[A block of data]
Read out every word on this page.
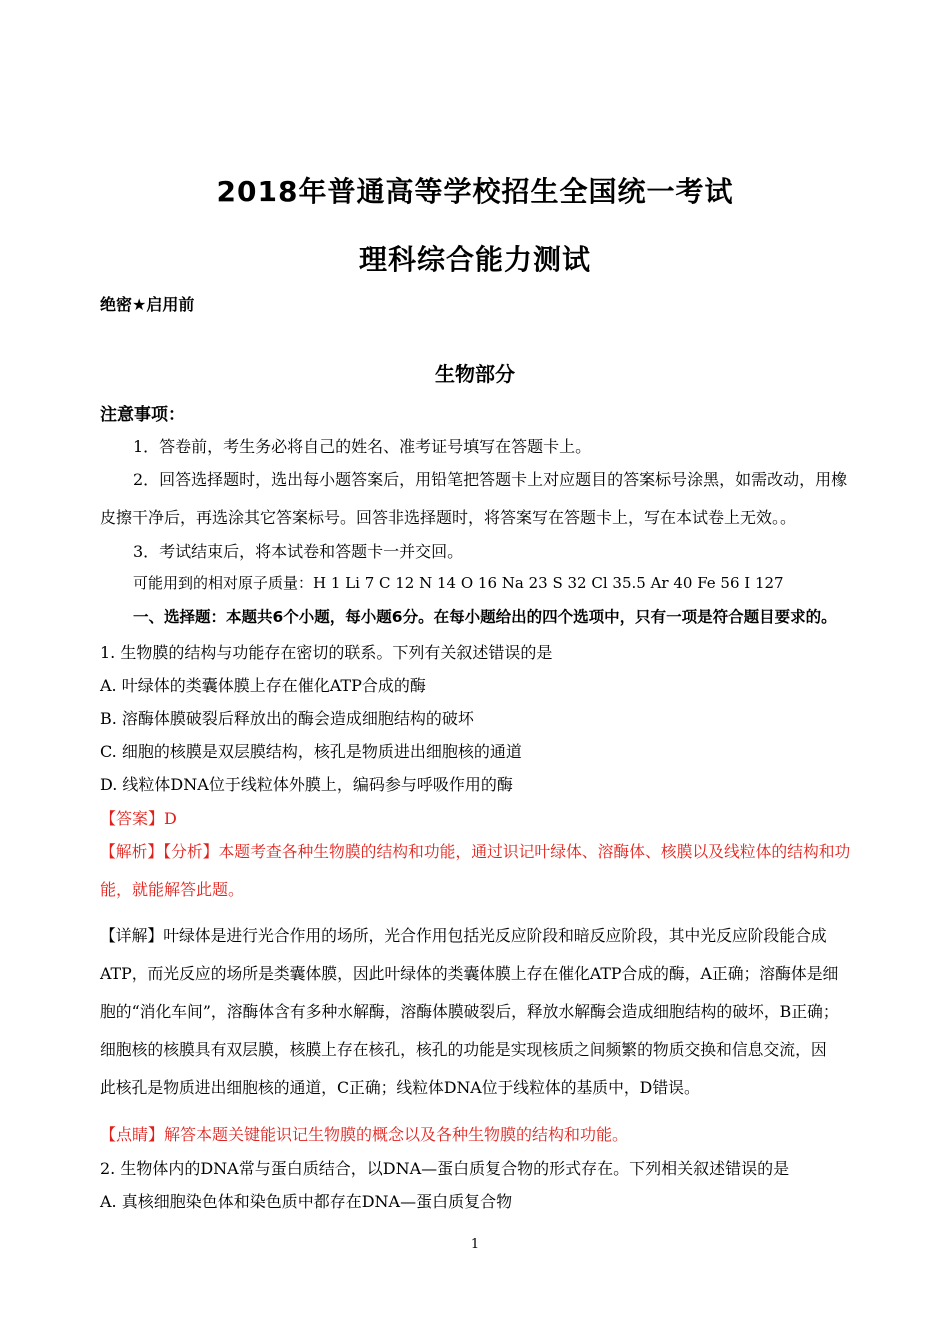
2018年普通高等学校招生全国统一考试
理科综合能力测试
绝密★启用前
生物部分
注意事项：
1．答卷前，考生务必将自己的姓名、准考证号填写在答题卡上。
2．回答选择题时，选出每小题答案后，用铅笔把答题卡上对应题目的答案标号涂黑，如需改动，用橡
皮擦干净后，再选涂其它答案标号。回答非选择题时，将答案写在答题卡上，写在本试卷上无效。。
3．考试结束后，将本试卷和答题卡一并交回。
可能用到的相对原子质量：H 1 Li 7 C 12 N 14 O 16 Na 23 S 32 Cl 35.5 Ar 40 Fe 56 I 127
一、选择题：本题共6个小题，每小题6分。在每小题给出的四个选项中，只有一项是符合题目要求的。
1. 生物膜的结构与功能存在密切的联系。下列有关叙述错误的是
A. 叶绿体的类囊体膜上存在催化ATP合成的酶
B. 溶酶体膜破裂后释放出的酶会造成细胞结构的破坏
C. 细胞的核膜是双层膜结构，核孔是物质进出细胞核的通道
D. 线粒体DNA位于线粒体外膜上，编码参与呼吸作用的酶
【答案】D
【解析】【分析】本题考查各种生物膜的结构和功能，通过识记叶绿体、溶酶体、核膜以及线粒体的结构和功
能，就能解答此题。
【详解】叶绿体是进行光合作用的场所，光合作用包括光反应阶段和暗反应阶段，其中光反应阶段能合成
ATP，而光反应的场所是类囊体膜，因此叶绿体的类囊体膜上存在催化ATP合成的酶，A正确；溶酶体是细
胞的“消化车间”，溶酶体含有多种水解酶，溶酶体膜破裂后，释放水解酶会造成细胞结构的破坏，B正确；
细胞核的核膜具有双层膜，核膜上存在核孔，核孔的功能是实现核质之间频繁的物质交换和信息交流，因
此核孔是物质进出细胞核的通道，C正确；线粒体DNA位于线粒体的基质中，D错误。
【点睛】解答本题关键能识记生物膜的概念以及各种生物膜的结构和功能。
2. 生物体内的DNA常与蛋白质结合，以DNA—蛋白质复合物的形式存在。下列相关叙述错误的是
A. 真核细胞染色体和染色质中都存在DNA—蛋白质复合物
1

- _TASK TO COMPLETE_
Copy the records above exactly, leaving out every picture.

- _EXERCISE OUTPUT_
Read out every word on this page.
2018年普通高等学校招生全国统一考试
理科综合能力测试
绝密★启用前
生物部分
注意事项：
1．答卷前，考生务必将自己的姓名、准考证号填写在答题卡上。
2．回答选择题时，选出每小题答案后，用铅笔把答题卡上对应题目的答案标号涂黑，如需改动，用橡
皮擦干净后，再选涂其它答案标号。回答非选择题时，将答案写在答题卡上，写在本试卷上无效。。
3．考试结束后，将本试卷和答题卡一并交回。
可能用到的相对原子质量：H 1 Li 7 C 12 N 14 O 16 Na 23 S 32 Cl 35.5 Ar 40 Fe 56 I 127
一、选择题：本题共6个小题，每小题6分。在每小题给出的四个选项中，只有一项是符合题目要求的。
1. 生物膜的结构与功能存在密切的联系。下列有关叙述错误的是
A. 叶绿体的类囊体膜上存在催化ATP合成的酶
B. 溶酶体膜破裂后释放出的酶会造成细胞结构的破坏
C. 细胞的核膜是双层膜结构，核孔是物质进出细胞核的通道
D. 线粒体DNA位于线粒体外膜上，编码参与呼吸作用的酶
【答案】D
【解析】【分析】本题考查各种生物膜的结构和功能，通过识记叶绿体、溶酶体、核膜以及线粒体的结构和功
能，就能解答此题。
【详解】叶绿体是进行光合作用的场所，光合作用包括光反应阶段和暗反应阶段，其中光反应阶段能合成
ATP，而光反应的场所是类囊体膜，因此叶绿体的类囊体膜上存在催化ATP合成的酶，A正确；溶酶体是细
胞的“消化车间”，溶酶体含有多种水解酶，溶酶体膜破裂后，释放水解酶会造成细胞结构的破坏，B正确；
细胞核的核膜具有双层膜，核膜上存在核孔，核孔的功能是实现核质之间频繁的物质交换和信息交流，因
此核孔是物质进出细胞核的通道，C正确；线粒体DNA位于线粒体的基质中，D错误。
【点睛】解答本题关键能识记生物膜的概念以及各种生物膜的结构和功能。
2. 生物体内的DNA常与蛋白质结合，以DNA—蛋白质复合物的形式存在。下列相关叙述错误的是
A. 真核细胞染色体和染色质中都存在DNA—蛋白质复合物
1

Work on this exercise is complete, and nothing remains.